**SET PROBLEM**
Below are the records. List every line holding the word "this".

Dataset entries on figures:
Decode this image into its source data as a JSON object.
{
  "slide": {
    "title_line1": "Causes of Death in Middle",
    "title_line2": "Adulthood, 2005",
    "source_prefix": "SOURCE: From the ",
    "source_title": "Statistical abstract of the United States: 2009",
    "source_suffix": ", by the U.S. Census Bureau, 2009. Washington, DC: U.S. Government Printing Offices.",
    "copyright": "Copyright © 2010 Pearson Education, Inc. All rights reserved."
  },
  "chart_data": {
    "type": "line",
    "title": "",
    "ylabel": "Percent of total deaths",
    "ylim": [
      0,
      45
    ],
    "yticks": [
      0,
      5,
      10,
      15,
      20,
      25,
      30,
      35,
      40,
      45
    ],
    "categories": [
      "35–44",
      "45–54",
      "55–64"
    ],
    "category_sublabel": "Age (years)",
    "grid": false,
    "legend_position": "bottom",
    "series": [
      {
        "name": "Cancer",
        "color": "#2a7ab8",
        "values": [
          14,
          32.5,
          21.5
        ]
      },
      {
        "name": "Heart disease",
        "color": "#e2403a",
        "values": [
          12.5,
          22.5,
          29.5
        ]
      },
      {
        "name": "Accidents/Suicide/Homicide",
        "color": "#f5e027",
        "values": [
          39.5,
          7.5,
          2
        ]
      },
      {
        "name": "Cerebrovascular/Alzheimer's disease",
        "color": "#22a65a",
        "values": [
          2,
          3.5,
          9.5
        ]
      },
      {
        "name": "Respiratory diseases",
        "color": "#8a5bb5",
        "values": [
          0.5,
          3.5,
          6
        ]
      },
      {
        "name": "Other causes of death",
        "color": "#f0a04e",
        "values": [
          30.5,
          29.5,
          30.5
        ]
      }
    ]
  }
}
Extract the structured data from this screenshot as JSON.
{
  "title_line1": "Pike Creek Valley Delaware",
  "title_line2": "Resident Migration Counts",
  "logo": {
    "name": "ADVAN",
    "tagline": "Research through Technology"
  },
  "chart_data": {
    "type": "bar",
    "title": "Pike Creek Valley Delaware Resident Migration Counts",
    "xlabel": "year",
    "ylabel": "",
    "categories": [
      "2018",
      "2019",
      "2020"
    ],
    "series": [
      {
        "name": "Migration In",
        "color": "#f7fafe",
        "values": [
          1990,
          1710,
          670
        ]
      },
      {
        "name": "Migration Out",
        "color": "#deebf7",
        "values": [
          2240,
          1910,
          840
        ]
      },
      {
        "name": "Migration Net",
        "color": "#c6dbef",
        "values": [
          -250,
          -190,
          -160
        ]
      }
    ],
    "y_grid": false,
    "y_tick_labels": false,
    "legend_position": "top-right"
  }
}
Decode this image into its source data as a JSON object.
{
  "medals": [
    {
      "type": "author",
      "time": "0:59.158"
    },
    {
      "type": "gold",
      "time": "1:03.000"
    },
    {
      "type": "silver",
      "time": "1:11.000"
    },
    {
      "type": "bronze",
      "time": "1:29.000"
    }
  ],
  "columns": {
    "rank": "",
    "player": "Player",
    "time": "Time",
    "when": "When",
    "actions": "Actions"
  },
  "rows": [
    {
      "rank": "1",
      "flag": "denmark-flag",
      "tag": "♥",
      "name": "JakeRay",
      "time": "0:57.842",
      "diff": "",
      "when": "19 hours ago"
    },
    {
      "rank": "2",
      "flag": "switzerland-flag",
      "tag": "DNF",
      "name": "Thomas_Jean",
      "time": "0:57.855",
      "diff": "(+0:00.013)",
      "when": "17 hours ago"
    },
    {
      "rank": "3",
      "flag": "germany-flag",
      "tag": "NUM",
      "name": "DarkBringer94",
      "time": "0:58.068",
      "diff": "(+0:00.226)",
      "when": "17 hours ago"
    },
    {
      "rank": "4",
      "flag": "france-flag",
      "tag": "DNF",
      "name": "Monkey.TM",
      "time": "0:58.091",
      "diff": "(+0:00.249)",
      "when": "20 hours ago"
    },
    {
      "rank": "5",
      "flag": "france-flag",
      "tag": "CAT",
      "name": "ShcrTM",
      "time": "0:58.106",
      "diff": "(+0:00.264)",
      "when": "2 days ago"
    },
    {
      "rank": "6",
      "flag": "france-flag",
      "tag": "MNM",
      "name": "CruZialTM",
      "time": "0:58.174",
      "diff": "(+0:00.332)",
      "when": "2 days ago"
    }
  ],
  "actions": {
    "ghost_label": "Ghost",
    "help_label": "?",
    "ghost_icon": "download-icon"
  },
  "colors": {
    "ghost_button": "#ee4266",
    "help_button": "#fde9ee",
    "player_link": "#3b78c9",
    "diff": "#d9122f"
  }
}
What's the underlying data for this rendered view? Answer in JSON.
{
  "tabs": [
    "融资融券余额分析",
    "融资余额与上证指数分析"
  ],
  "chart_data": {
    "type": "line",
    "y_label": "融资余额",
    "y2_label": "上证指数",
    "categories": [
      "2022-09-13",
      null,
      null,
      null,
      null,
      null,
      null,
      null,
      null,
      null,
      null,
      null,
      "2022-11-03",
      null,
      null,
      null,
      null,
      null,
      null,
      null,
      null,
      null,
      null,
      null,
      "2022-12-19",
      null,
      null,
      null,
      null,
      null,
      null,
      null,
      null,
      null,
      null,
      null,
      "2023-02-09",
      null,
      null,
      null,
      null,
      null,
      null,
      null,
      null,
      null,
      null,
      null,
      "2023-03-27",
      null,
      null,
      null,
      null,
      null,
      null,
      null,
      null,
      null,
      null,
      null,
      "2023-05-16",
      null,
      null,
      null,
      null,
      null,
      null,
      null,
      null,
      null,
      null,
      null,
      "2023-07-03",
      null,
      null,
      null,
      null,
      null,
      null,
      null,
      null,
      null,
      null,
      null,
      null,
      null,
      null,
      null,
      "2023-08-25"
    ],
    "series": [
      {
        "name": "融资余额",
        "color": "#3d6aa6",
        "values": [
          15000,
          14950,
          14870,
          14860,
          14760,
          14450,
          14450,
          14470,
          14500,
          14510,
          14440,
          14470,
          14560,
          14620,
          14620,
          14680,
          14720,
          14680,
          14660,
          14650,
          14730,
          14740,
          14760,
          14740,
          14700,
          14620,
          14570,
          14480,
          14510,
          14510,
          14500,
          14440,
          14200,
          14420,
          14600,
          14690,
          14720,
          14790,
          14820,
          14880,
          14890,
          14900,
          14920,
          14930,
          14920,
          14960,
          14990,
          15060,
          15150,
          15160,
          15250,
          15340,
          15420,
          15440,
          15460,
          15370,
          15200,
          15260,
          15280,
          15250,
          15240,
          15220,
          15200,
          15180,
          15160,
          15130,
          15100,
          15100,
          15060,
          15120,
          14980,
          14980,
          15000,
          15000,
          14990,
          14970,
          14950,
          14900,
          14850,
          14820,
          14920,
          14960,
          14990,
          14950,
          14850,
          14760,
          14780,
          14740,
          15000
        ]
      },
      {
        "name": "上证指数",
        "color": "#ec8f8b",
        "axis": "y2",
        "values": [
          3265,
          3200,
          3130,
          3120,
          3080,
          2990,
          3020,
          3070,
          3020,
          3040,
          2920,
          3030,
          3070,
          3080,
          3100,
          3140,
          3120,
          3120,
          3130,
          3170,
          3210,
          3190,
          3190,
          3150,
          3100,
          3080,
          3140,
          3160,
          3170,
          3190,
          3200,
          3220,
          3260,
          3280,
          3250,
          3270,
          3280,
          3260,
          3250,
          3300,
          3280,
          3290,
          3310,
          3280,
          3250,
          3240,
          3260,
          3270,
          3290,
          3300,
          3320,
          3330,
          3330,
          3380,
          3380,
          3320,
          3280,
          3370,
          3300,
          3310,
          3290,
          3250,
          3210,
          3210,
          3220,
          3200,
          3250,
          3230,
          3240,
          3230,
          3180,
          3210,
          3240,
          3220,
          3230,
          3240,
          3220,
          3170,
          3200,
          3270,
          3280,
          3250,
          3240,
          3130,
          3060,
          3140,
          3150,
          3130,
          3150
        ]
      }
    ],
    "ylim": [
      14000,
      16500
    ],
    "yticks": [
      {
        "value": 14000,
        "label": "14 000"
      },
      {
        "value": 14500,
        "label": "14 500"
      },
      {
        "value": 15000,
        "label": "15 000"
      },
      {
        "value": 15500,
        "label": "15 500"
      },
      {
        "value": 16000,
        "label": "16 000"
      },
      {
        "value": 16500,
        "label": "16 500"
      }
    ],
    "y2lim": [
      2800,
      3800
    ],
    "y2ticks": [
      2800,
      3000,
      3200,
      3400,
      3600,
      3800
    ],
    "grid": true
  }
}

**THE COMPLETED TASK**
Decode this image into its source data as a JSON object.
Extract the structured data from this screenshot as JSON.
Decode this image into its source data as a JSON object.
What's the underlying data for this rendered view? Answer in JSON.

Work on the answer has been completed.